(Records from a dataset)
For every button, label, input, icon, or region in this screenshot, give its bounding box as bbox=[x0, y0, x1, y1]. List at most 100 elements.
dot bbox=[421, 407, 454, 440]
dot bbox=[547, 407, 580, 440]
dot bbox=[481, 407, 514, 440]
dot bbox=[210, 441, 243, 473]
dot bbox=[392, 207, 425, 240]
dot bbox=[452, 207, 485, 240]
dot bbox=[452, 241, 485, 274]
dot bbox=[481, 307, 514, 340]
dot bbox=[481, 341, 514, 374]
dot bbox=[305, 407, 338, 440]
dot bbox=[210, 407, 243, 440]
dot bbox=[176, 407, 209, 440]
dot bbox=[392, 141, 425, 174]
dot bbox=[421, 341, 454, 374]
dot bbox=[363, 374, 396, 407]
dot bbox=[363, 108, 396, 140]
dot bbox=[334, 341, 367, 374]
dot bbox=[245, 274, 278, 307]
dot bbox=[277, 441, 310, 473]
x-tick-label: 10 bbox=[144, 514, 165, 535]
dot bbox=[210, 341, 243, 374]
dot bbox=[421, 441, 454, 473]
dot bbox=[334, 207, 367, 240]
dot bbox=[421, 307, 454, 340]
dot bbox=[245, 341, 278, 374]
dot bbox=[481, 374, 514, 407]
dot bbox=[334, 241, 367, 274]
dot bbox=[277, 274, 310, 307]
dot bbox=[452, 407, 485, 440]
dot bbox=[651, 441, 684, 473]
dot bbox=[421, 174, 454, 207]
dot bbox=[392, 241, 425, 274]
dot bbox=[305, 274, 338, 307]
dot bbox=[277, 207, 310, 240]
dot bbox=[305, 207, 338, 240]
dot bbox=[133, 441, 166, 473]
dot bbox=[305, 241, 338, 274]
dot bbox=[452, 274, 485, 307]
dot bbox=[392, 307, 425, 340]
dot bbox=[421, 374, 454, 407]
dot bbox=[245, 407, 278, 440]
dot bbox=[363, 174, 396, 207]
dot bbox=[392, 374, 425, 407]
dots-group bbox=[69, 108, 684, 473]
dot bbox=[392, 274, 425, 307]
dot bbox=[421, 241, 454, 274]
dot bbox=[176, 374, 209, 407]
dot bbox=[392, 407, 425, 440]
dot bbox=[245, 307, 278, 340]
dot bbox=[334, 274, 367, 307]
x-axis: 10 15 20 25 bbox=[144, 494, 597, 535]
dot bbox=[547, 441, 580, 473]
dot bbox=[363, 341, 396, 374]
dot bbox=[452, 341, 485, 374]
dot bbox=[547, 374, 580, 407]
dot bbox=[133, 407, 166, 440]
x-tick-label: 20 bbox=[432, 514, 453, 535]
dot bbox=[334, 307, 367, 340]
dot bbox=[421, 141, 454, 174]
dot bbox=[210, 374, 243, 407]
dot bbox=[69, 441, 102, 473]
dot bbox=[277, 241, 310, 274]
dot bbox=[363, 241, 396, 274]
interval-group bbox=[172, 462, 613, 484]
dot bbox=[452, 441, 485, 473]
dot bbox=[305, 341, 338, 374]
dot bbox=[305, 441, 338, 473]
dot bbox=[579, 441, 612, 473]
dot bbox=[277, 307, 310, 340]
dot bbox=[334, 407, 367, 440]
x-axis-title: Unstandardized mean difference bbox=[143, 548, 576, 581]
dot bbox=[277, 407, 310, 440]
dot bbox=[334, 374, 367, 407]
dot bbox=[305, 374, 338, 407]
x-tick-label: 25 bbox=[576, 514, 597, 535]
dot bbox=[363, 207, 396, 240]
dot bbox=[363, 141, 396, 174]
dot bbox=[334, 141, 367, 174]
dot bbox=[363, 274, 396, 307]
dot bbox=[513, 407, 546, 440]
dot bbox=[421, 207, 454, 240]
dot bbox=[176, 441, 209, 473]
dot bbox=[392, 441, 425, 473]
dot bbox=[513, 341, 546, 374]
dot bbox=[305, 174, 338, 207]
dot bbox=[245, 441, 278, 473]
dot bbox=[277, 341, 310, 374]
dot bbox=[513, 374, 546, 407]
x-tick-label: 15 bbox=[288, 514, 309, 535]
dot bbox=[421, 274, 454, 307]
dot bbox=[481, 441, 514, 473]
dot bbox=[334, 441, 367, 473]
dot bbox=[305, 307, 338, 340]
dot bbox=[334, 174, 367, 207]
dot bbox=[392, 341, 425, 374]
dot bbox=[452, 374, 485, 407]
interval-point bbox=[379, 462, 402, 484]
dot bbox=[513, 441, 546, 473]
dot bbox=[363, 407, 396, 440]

-- PROBLEM DESCRIPTION --
Swap "dot" for "marker" throughout the lines that run from the first line through the line containing "dot bbox=[305, 207, 338, 240]", and give those lines again with everything else unchanged.

-- TASK RESULT --
For every button, label, input, icon, or region in this screenshot, give its bounding box as bbox=[x0, y0, x1, y1]. List at most 100 elements.
marker bbox=[421, 407, 454, 440]
marker bbox=[547, 407, 580, 440]
marker bbox=[481, 407, 514, 440]
marker bbox=[210, 441, 243, 473]
marker bbox=[392, 207, 425, 240]
marker bbox=[452, 207, 485, 240]
marker bbox=[452, 241, 485, 274]
marker bbox=[481, 307, 514, 340]
marker bbox=[481, 341, 514, 374]
marker bbox=[305, 407, 338, 440]
marker bbox=[210, 407, 243, 440]
marker bbox=[176, 407, 209, 440]
marker bbox=[392, 141, 425, 174]
marker bbox=[421, 341, 454, 374]
marker bbox=[363, 374, 396, 407]
marker bbox=[363, 108, 396, 140]
marker bbox=[334, 341, 367, 374]
marker bbox=[245, 274, 278, 307]
marker bbox=[277, 441, 310, 473]
x-tick-label: 10 bbox=[144, 514, 165, 535]
marker bbox=[210, 341, 243, 374]
marker bbox=[421, 441, 454, 473]
marker bbox=[334, 207, 367, 240]
marker bbox=[421, 307, 454, 340]
marker bbox=[245, 341, 278, 374]
marker bbox=[481, 374, 514, 407]
marker bbox=[334, 241, 367, 274]
marker bbox=[277, 274, 310, 307]
marker bbox=[452, 407, 485, 440]
marker bbox=[651, 441, 684, 473]
marker bbox=[421, 174, 454, 207]
marker bbox=[392, 241, 425, 274]
marker bbox=[305, 274, 338, 307]
marker bbox=[277, 207, 310, 240]
marker bbox=[305, 207, 338, 240]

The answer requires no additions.